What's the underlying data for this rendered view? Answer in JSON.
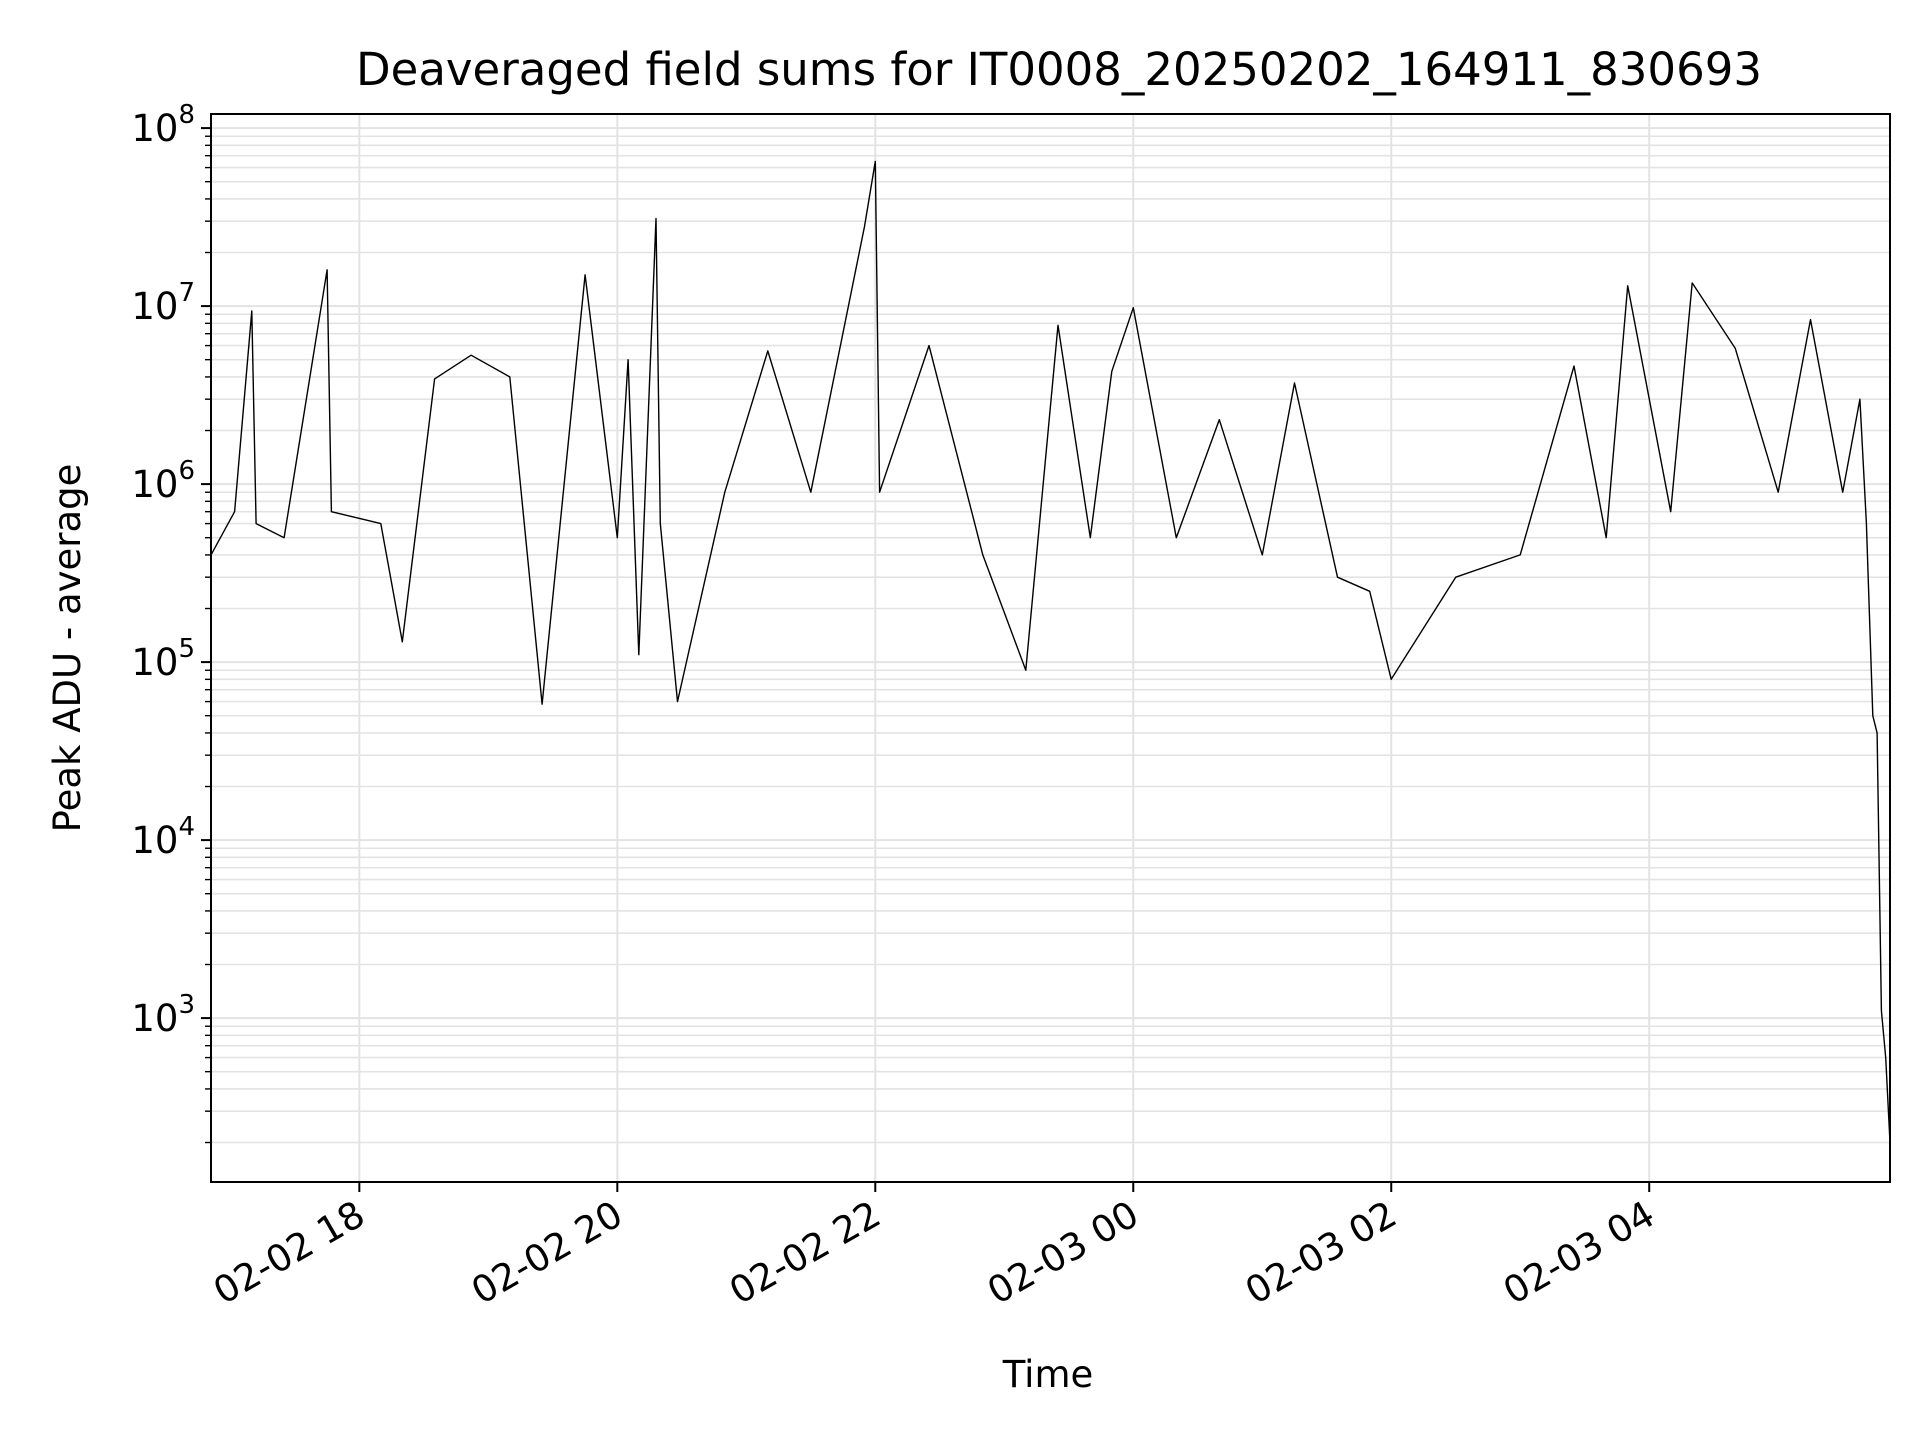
{
  "chart_data": {
    "type": "line",
    "title": "Deaveraged field sums for IT0008_20250202_164911_830693",
    "xlabel": "Time",
    "ylabel": "Peak ADU - average",
    "yscale": "log",
    "ylim": [
      120,
      120000000
    ],
    "xlim": [
      "2025-02-02 16:51",
      "2025-02-03 05:52"
    ],
    "x_ticks": [
      {
        "label": "02-02 18",
        "time": "2025-02-02 18:00"
      },
      {
        "label": "02-02 20",
        "time": "2025-02-02 20:00"
      },
      {
        "label": "02-02 22",
        "time": "2025-02-02 22:00"
      },
      {
        "label": "02-03 00",
        "time": "2025-02-03 00:00"
      },
      {
        "label": "02-03 02",
        "time": "2025-02-03 02:00"
      },
      {
        "label": "02-03 04",
        "time": "2025-02-03 04:00"
      }
    ],
    "y_ticks": [
      {
        "base": "10",
        "exp": "3",
        "value": 1000
      },
      {
        "base": "10",
        "exp": "4",
        "value": 10000
      },
      {
        "base": "10",
        "exp": "5",
        "value": 100000
      },
      {
        "base": "10",
        "exp": "6",
        "value": 1000000
      },
      {
        "base": "10",
        "exp": "7",
        "value": 10000000
      },
      {
        "base": "10",
        "exp": "8",
        "value": 100000000
      }
    ],
    "grid": true,
    "line_color": "#000000",
    "grid_color": "#e3e3e3",
    "series": [
      {
        "points": [
          [
            "2025-02-02 16:51",
            400000
          ],
          [
            "2025-02-02 17:02",
            700000
          ],
          [
            "2025-02-02 17:10",
            9400000
          ],
          [
            "2025-02-02 17:12",
            600000
          ],
          [
            "2025-02-02 17:25",
            500000
          ],
          [
            "2025-02-02 17:45",
            16000000
          ],
          [
            "2025-02-02 17:47",
            700000
          ],
          [
            "2025-02-02 18:10",
            600000
          ],
          [
            "2025-02-02 18:20",
            130000
          ],
          [
            "2025-02-02 18:35",
            3900000
          ],
          [
            "2025-02-02 18:52",
            5300000
          ],
          [
            "2025-02-02 19:10",
            4000000
          ],
          [
            "2025-02-02 19:25",
            58000
          ],
          [
            "2025-02-02 19:45",
            15000000
          ],
          [
            "2025-02-02 20:00",
            500000
          ],
          [
            "2025-02-02 20:05",
            5000000
          ],
          [
            "2025-02-02 20:10",
            110000
          ],
          [
            "2025-02-02 20:18",
            31000000
          ],
          [
            "2025-02-02 20:20",
            600000
          ],
          [
            "2025-02-02 20:28",
            60000
          ],
          [
            "2025-02-02 20:50",
            900000
          ],
          [
            "2025-02-02 21:10",
            5600000
          ],
          [
            "2025-02-02 21:30",
            900000
          ],
          [
            "2025-02-02 21:55",
            28000000
          ],
          [
            "2025-02-02 22:00",
            65000000
          ],
          [
            "2025-02-02 22:02",
            900000
          ],
          [
            "2025-02-02 22:25",
            6000000
          ],
          [
            "2025-02-02 22:50",
            400000
          ],
          [
            "2025-02-02 23:10",
            90000
          ],
          [
            "2025-02-02 23:25",
            7800000
          ],
          [
            "2025-02-02 23:40",
            500000
          ],
          [
            "2025-02-02 23:50",
            4300000
          ],
          [
            "2025-02-03 00:00",
            9800000
          ],
          [
            "2025-02-03 00:20",
            500000
          ],
          [
            "2025-02-03 00:40",
            2300000
          ],
          [
            "2025-02-03 01:00",
            400000
          ],
          [
            "2025-02-03 01:15",
            3700000
          ],
          [
            "2025-02-03 01:35",
            300000
          ],
          [
            "2025-02-03 01:50",
            250000
          ],
          [
            "2025-02-03 02:00",
            80000
          ],
          [
            "2025-02-03 02:30",
            300000
          ],
          [
            "2025-02-03 03:00",
            400000
          ],
          [
            "2025-02-03 03:25",
            4600000
          ],
          [
            "2025-02-03 03:40",
            500000
          ],
          [
            "2025-02-03 03:50",
            13000000
          ],
          [
            "2025-02-03 04:10",
            700000
          ],
          [
            "2025-02-03 04:20",
            13500000
          ],
          [
            "2025-02-03 04:40",
            5800000
          ],
          [
            "2025-02-03 05:00",
            900000
          ],
          [
            "2025-02-03 05:15",
            8400000
          ],
          [
            "2025-02-03 05:30",
            900000
          ],
          [
            "2025-02-03 05:38",
            3000000
          ],
          [
            "2025-02-03 05:41",
            600000
          ],
          [
            "2025-02-03 05:44",
            50000
          ],
          [
            "2025-02-03 05:46",
            40000
          ],
          [
            "2025-02-03 05:48",
            1100
          ],
          [
            "2025-02-03 05:50",
            600
          ],
          [
            "2025-02-03 05:52",
            200
          ]
        ]
      }
    ]
  }
}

--*--

### The task
Using the listing above, show each line holding the string "value".

### Output
        "value": 1000
        "value": 10000
        "value": 100000
        "value": 1000000
        "value": 10000000
        "value": 100000000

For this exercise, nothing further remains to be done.